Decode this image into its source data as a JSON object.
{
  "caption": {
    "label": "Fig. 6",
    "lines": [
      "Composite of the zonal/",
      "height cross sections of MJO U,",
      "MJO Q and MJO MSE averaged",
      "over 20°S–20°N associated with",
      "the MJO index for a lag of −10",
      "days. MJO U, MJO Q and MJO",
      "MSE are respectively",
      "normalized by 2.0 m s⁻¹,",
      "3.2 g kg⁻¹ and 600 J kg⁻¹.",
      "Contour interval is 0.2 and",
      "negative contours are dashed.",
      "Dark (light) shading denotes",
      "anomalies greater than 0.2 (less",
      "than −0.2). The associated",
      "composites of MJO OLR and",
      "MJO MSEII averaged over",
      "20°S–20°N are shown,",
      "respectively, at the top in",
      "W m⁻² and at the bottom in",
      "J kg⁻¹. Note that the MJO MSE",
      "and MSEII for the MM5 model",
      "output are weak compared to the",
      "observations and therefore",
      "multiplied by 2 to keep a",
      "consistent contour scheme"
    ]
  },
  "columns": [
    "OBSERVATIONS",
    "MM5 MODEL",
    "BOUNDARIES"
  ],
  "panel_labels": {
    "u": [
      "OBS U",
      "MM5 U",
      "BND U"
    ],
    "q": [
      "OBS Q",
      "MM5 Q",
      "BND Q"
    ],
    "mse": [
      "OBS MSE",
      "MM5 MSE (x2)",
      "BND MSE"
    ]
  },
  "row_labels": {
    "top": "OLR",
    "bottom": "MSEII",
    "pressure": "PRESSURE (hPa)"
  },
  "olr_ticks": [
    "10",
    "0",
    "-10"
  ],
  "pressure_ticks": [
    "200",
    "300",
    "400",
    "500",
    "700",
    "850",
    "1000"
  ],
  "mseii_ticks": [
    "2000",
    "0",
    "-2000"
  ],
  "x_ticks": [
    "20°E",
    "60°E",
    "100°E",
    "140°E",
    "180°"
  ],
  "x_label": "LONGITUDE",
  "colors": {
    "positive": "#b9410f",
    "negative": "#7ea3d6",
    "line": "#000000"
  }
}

□ □ □

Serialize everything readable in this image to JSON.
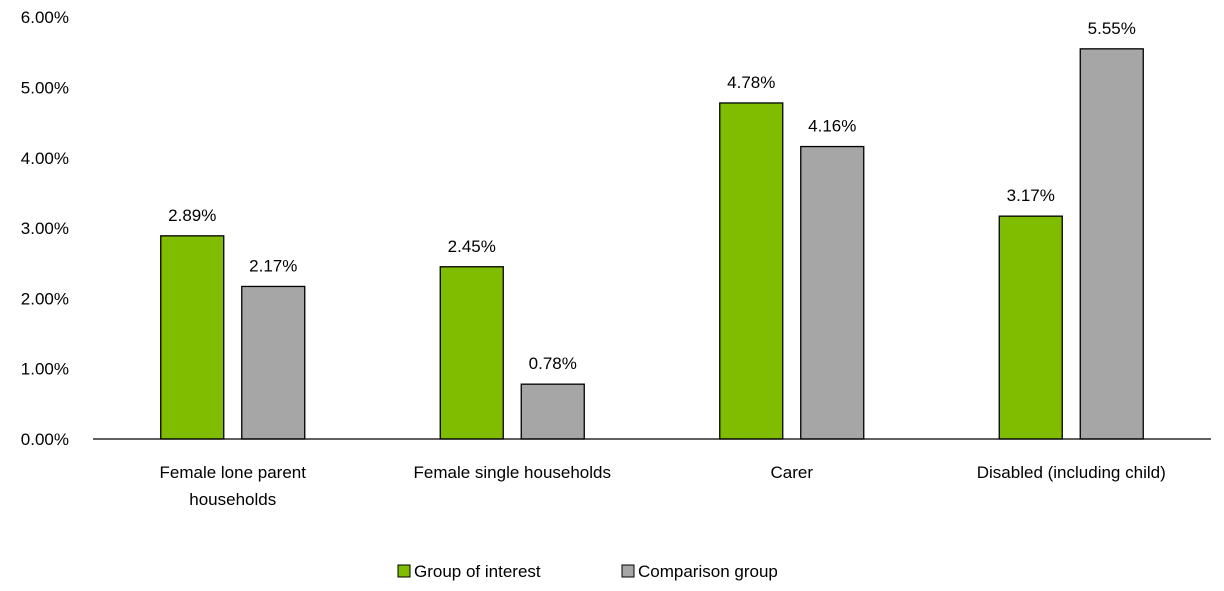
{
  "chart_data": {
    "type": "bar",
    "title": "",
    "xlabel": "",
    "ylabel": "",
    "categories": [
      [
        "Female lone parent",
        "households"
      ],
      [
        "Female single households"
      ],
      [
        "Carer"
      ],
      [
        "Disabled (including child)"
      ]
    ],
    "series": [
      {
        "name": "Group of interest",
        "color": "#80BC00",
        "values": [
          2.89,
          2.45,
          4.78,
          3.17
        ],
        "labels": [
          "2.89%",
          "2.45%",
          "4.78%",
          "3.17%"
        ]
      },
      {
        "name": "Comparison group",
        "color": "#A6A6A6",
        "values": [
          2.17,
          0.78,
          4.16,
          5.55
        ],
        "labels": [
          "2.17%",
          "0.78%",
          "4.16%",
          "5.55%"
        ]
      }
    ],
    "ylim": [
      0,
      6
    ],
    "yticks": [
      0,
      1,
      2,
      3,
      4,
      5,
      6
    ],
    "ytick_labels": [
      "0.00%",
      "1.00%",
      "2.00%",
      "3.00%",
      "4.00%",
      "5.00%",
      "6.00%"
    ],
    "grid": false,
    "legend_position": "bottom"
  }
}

□ □ □

▸ **Instructions to follow**
Find and copy each line above that includes the string "negative".

▸ **Exercise output**
      "negative contours are dashed.",
    "negative": "#7ea3d6",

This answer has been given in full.